* What is being asked *
Return the entries verbatim and drop every picture.

-- start --

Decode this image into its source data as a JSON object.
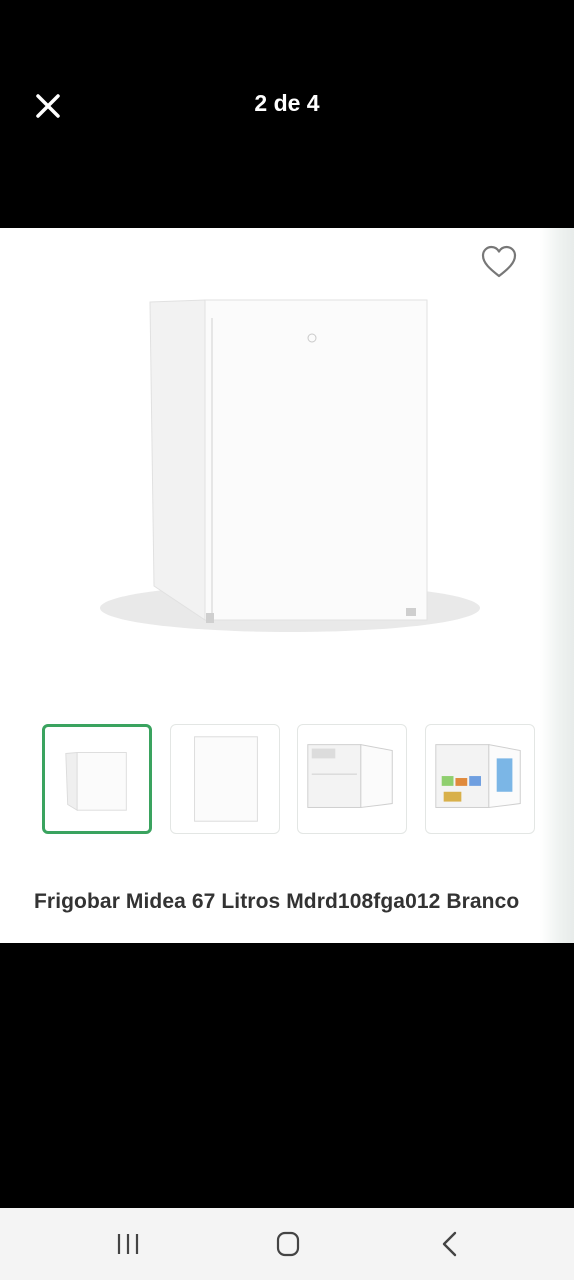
{
  "header": {
    "counter": "2 de 4"
  },
  "product": {
    "title": "Frigobar Midea 67 Litros Mdrd108fga012 Branco",
    "thumbnails": [
      {
        "name": "thumb-fridge-angle",
        "selected": true
      },
      {
        "name": "thumb-fridge-front",
        "selected": false
      },
      {
        "name": "thumb-fridge-open-empty",
        "selected": false
      },
      {
        "name": "thumb-fridge-open-filled",
        "selected": false
      }
    ]
  },
  "colors": {
    "accent": "#3aa35f",
    "background": "#000000",
    "panel": "#ffffff"
  },
  "icons": [
    "close-icon",
    "heart-icon",
    "recent-apps-icon",
    "home-icon",
    "back-icon"
  ]
}
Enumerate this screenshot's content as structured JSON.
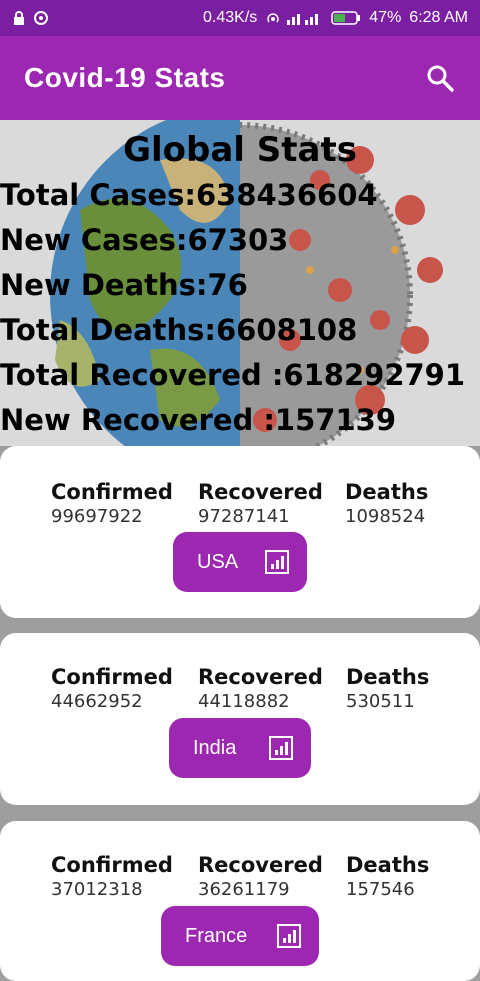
{
  "status_bar": {
    "speed": "0.43K/s",
    "battery": "47%",
    "time": "6:28 AM"
  },
  "app_bar": {
    "title": "Covid-19 Stats"
  },
  "global": {
    "title": "Global Stats",
    "lines": [
      "Total Cases:638436604",
      "New Cases:67303",
      "New Deaths:76",
      "Total Deaths:6608108",
      "Total Recovered :618292791",
      "New Recovered :157139"
    ]
  },
  "labels": {
    "confirmed": "Confirmed",
    "recovered": "Recovered",
    "deaths": "Deaths"
  },
  "countries": [
    {
      "name": "USA",
      "confirmed": "99697922",
      "recovered": "97287141",
      "deaths": "1098524"
    },
    {
      "name": "India",
      "confirmed": "44662952",
      "recovered": "44118882",
      "deaths": "530511"
    },
    {
      "name": "France",
      "confirmed": "37012318",
      "recovered": "36261179",
      "deaths": "157546"
    }
  ],
  "colors": {
    "primary": "#9c27b0",
    "status_bar": "#7b1fa2"
  }
}
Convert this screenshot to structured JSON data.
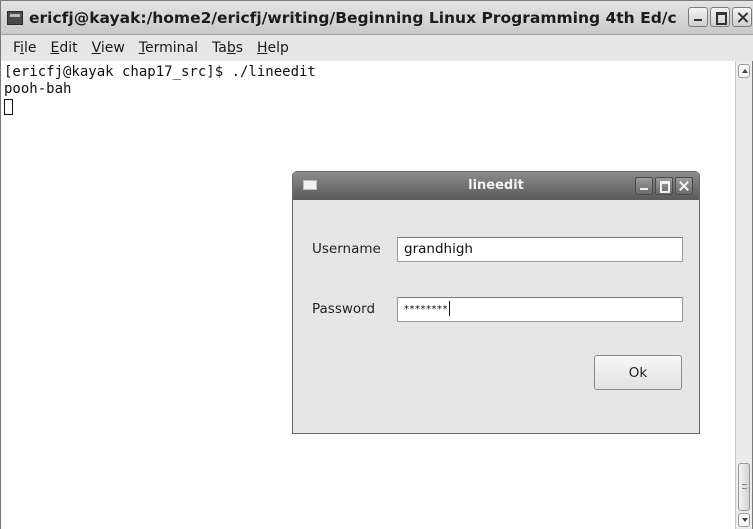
{
  "terminal": {
    "title": "ericfj@kayak:/home2/ericfj/writing/Beginning Linux Programming 4th Ed/c",
    "menu": [
      {
        "label": "File",
        "mnemonic": "i"
      },
      {
        "label": "Edit",
        "mnemonic": "E"
      },
      {
        "label": "View",
        "mnemonic": "V"
      },
      {
        "label": "Terminal",
        "mnemonic": "T"
      },
      {
        "label": "Tabs",
        "mnemonic": "b"
      },
      {
        "label": "Help",
        "mnemonic": "H"
      }
    ],
    "lines": [
      "[ericfj@kayak chap17_src]$ ./lineedit",
      "pooh-bah"
    ]
  },
  "dialog": {
    "title": "lineedit",
    "username_label": "Username",
    "username_value": "grandhigh",
    "password_label": "Password",
    "password_value": "********",
    "ok_label": "Ok"
  },
  "icons": {
    "terminal_window": "terminal-app-icon",
    "dialog_window": "window-icon",
    "minimize": "minimize-icon",
    "maximize": "maximize-icon",
    "close": "close-icon",
    "scroll_up": "arrow-up-icon",
    "scroll_down": "arrow-down-icon"
  },
  "colors": {
    "dialog_titlebar": "#6e6e6e",
    "dialog_background": "#e6e6e6",
    "terminal_background": "#ffffff"
  }
}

-- end --

* Result of the task *
Decode this image into its source data as a JSON object.
{
  "header": {
    "counter": "2 de 4"
  },
  "product": {
    "title": "Frigobar Midea 67 Litros Mdrd108fga012 Branco",
    "thumbnails": [
      {
        "name": "thumb-fridge-angle",
        "selected": true
      },
      {
        "name": "thumb-fridge-front",
        "selected": false
      },
      {
        "name": "thumb-fridge-open-empty",
        "selected": false
      },
      {
        "name": "thumb-fridge-open-filled",
        "selected": false
      }
    ]
  },
  "colors": {
    "accent": "#3aa35f",
    "background": "#000000",
    "panel": "#ffffff"
  },
  "icons": [
    "close-icon",
    "heart-icon",
    "recent-apps-icon",
    "home-icon",
    "back-icon"
  ]
}
Enumerate this screenshot's content as structured JSON.
{
  "status_bar": {
    "speed": "0.43K/s",
    "battery": "47%",
    "time": "6:28 AM"
  },
  "app_bar": {
    "title": "Covid-19 Stats"
  },
  "global": {
    "title": "Global Stats",
    "lines": [
      "Total Cases:638436604",
      "New Cases:67303",
      "New Deaths:76",
      "Total Deaths:6608108",
      "Total Recovered :618292791",
      "New Recovered :157139"
    ]
  },
  "labels": {
    "confirmed": "Confirmed",
    "recovered": "Recovered",
    "deaths": "Deaths"
  },
  "countries": [
    {
      "name": "USA",
      "confirmed": "99697922",
      "recovered": "97287141",
      "deaths": "1098524"
    },
    {
      "name": "India",
      "confirmed": "44662952",
      "recovered": "44118882",
      "deaths": "530511"
    },
    {
      "name": "France",
      "confirmed": "37012318",
      "recovered": "36261179",
      "deaths": "157546"
    }
  ],
  "colors": {
    "primary": "#9c27b0",
    "status_bar": "#7b1fa2"
  }
}
Convert this screenshot to structured JSON data.
{
  "terminal": {
    "title": "ericfj@kayak:/home2/ericfj/writing/Beginning Linux Programming 4th Ed/c",
    "menu": [
      {
        "label": "File",
        "mnemonic": "i"
      },
      {
        "label": "Edit",
        "mnemonic": "E"
      },
      {
        "label": "View",
        "mnemonic": "V"
      },
      {
        "label": "Terminal",
        "mnemonic": "T"
      },
      {
        "label": "Tabs",
        "mnemonic": "b"
      },
      {
        "label": "Help",
        "mnemonic": "H"
      }
    ],
    "lines": [
      "[ericfj@kayak chap17_src]$ ./lineedit",
      "pooh-bah"
    ]
  },
  "dialog": {
    "title": "lineedit",
    "username_label": "Username",
    "username_value": "grandhigh",
    "password_label": "Password",
    "password_value": "********",
    "ok_label": "Ok"
  },
  "icons": {
    "terminal_window": "terminal-app-icon",
    "dialog_window": "window-icon",
    "minimize": "minimize-icon",
    "maximize": "maximize-icon",
    "close": "close-icon",
    "scroll_up": "arrow-up-icon",
    "scroll_down": "arrow-down-icon"
  },
  "colors": {
    "dialog_titlebar": "#6e6e6e",
    "dialog_background": "#e6e6e6",
    "terminal_background": "#ffffff"
  }
}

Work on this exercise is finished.